What you need to do: Repeat the whole listing exactly.

· · · · ·

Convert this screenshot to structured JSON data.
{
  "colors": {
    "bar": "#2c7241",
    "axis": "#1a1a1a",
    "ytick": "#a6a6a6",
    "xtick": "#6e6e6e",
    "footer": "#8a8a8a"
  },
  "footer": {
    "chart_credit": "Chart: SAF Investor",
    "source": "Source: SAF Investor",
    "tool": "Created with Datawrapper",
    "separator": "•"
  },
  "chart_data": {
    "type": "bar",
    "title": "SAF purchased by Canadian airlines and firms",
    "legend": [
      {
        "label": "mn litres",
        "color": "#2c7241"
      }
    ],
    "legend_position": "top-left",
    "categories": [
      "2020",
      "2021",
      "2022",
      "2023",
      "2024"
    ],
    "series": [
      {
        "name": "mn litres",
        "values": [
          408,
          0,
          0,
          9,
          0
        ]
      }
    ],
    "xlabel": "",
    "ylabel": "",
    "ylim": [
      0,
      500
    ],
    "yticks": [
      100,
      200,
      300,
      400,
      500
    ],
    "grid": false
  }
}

· · · · ·

Problem solution:
Convert this screenshot to structured JSON data.
{
  "colors": {
    "bar": "#2c7241",
    "axis": "#1a1a1a",
    "ytick": "#a6a6a6",
    "xtick": "#6e6e6e",
    "footer": "#8a8a8a"
  },
  "footer": {
    "chart_credit": "Chart: SAF Investor",
    "source": "Source: SAF Investor",
    "tool": "Created with Datawrapper",
    "separator": "•"
  },
  "chart_data": {
    "type": "bar",
    "title": "SAF purchased by Canadian airlines and firms",
    "legend": [
      {
        "label": "mn litres",
        "color": "#2c7241"
      }
    ],
    "legend_position": "top-left",
    "categories": [
      "2020",
      "2021",
      "2022",
      "2023",
      "2024"
    ],
    "series": [
      {
        "name": "mn litres",
        "values": [
          408,
          0,
          0,
          9,
          0
        ]
      }
    ],
    "xlabel": "",
    "ylabel": "",
    "ylim": [
      0,
      500
    ],
    "yticks": [
      100,
      200,
      300,
      400,
      500
    ],
    "grid": false
  }
}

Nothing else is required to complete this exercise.